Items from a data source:
=-=-=-=-=

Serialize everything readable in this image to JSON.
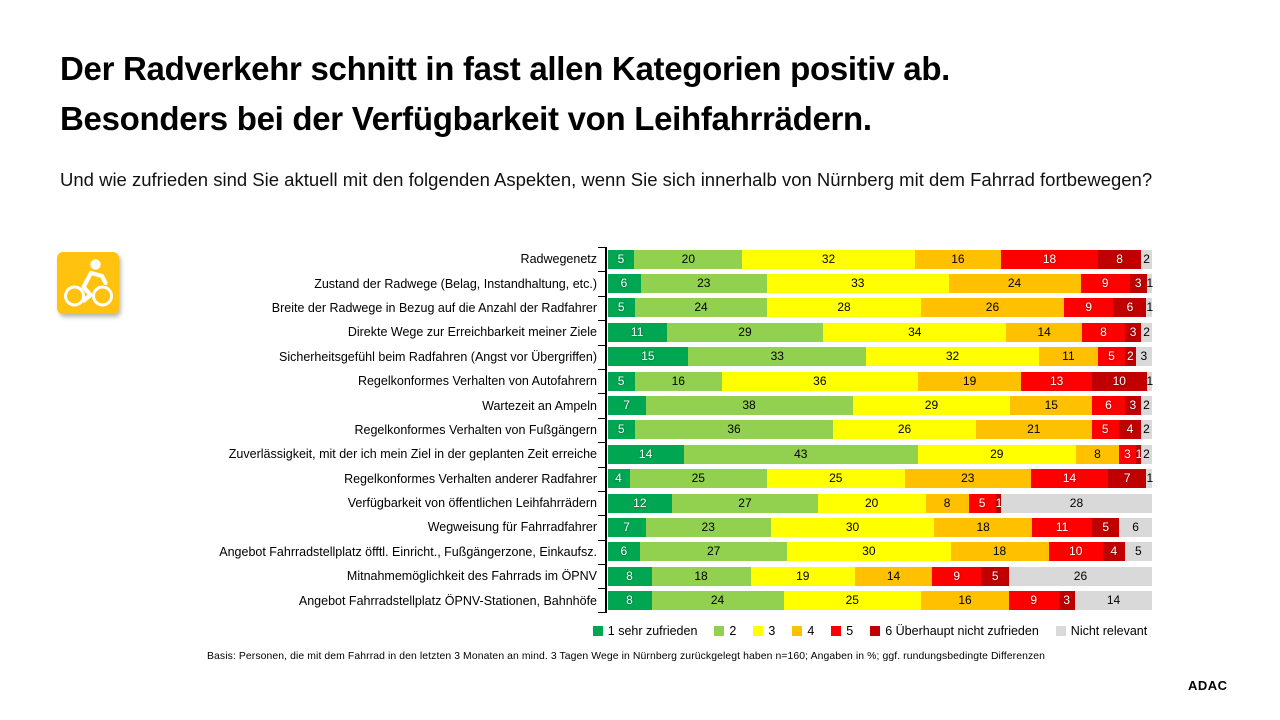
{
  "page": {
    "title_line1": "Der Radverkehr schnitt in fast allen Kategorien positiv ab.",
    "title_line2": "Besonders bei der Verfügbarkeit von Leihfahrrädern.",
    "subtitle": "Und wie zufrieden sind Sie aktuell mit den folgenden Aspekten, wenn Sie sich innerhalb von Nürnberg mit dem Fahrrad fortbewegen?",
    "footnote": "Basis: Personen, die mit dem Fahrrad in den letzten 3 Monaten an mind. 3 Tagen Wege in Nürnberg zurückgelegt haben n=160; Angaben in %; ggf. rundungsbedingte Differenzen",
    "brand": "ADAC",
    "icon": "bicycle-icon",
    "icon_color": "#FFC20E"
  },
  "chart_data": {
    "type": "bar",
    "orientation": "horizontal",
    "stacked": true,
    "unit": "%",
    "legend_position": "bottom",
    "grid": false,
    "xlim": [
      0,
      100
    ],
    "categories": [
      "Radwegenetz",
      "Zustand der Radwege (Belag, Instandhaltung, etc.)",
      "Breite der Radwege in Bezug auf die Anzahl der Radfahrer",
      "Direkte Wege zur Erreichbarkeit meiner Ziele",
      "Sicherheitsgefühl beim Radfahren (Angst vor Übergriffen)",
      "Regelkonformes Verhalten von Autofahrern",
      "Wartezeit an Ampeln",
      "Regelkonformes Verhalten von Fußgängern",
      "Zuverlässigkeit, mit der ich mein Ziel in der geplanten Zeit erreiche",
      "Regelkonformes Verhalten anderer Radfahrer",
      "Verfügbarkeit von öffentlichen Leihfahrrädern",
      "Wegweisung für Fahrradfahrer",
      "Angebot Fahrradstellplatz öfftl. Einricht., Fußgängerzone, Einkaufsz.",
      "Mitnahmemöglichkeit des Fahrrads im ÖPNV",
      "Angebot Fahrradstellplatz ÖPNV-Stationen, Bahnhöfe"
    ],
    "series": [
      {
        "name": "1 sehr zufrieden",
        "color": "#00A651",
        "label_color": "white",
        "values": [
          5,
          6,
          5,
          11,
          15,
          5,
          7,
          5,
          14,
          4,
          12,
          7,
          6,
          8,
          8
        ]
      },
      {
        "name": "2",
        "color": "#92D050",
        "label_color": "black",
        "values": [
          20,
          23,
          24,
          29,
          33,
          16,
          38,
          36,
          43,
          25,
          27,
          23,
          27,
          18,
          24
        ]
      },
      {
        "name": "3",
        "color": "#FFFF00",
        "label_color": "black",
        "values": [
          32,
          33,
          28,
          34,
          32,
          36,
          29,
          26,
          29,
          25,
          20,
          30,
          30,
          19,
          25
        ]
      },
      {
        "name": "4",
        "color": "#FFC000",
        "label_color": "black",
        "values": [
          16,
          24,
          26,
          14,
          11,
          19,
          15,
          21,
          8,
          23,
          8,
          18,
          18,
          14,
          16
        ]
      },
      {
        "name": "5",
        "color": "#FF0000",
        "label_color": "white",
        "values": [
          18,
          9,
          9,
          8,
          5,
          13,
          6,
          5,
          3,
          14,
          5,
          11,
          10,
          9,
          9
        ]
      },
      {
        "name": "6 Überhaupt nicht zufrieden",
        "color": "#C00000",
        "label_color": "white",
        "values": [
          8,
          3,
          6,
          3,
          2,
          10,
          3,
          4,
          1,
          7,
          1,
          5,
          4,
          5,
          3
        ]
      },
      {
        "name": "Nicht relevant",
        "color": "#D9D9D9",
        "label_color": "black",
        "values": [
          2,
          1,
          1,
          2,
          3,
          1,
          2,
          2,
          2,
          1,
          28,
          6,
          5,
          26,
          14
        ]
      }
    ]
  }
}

=-=-=-=-=

Quote the material exactly. Pictures stay out.

Complete response:
Serialize everything readable in this image to JSON.
{
  "page": {
    "title_line1": "Der Radverkehr schnitt in fast allen Kategorien positiv ab.",
    "title_line2": "Besonders bei der Verfügbarkeit von Leihfahrrädern.",
    "subtitle": "Und wie zufrieden sind Sie aktuell mit den folgenden Aspekten, wenn Sie sich innerhalb von Nürnberg mit dem Fahrrad fortbewegen?",
    "footnote": "Basis: Personen, die mit dem Fahrrad in den letzten 3 Monaten an mind. 3 Tagen Wege in Nürnberg zurückgelegt haben n=160; Angaben in %; ggf. rundungsbedingte Differenzen",
    "brand": "ADAC",
    "icon": "bicycle-icon",
    "icon_color": "#FFC20E"
  },
  "chart_data": {
    "type": "bar",
    "orientation": "horizontal",
    "stacked": true,
    "unit": "%",
    "legend_position": "bottom",
    "grid": false,
    "xlim": [
      0,
      100
    ],
    "categories": [
      "Radwegenetz",
      "Zustand der Radwege (Belag, Instandhaltung, etc.)",
      "Breite der Radwege in Bezug auf die Anzahl der Radfahrer",
      "Direkte Wege zur Erreichbarkeit meiner Ziele",
      "Sicherheitsgefühl beim Radfahren (Angst vor Übergriffen)",
      "Regelkonformes Verhalten von Autofahrern",
      "Wartezeit an Ampeln",
      "Regelkonformes Verhalten von Fußgängern",
      "Zuverlässigkeit, mit der ich mein Ziel in der geplanten Zeit erreiche",
      "Regelkonformes Verhalten anderer Radfahrer",
      "Verfügbarkeit von öffentlichen Leihfahrrädern",
      "Wegweisung für Fahrradfahrer",
      "Angebot Fahrradstellplatz öfftl. Einricht., Fußgängerzone, Einkaufsz.",
      "Mitnahmemöglichkeit des Fahrrads im ÖPNV",
      "Angebot Fahrradstellplatz ÖPNV-Stationen, Bahnhöfe"
    ],
    "series": [
      {
        "name": "1 sehr zufrieden",
        "color": "#00A651",
        "label_color": "white",
        "values": [
          5,
          6,
          5,
          11,
          15,
          5,
          7,
          5,
          14,
          4,
          12,
          7,
          6,
          8,
          8
        ]
      },
      {
        "name": "2",
        "color": "#92D050",
        "label_color": "black",
        "values": [
          20,
          23,
          24,
          29,
          33,
          16,
          38,
          36,
          43,
          25,
          27,
          23,
          27,
          18,
          24
        ]
      },
      {
        "name": "3",
        "color": "#FFFF00",
        "label_color": "black",
        "values": [
          32,
          33,
          28,
          34,
          32,
          36,
          29,
          26,
          29,
          25,
          20,
          30,
          30,
          19,
          25
        ]
      },
      {
        "name": "4",
        "color": "#FFC000",
        "label_color": "black",
        "values": [
          16,
          24,
          26,
          14,
          11,
          19,
          15,
          21,
          8,
          23,
          8,
          18,
          18,
          14,
          16
        ]
      },
      {
        "name": "5",
        "color": "#FF0000",
        "label_color": "white",
        "values": [
          18,
          9,
          9,
          8,
          5,
          13,
          6,
          5,
          3,
          14,
          5,
          11,
          10,
          9,
          9
        ]
      },
      {
        "name": "6 Überhaupt nicht zufrieden",
        "color": "#C00000",
        "label_color": "white",
        "values": [
          8,
          3,
          6,
          3,
          2,
          10,
          3,
          4,
          1,
          7,
          1,
          5,
          4,
          5,
          3
        ]
      },
      {
        "name": "Nicht relevant",
        "color": "#D9D9D9",
        "label_color": "black",
        "values": [
          2,
          1,
          1,
          2,
          3,
          1,
          2,
          2,
          2,
          1,
          28,
          6,
          5,
          26,
          14
        ]
      }
    ]
  }
}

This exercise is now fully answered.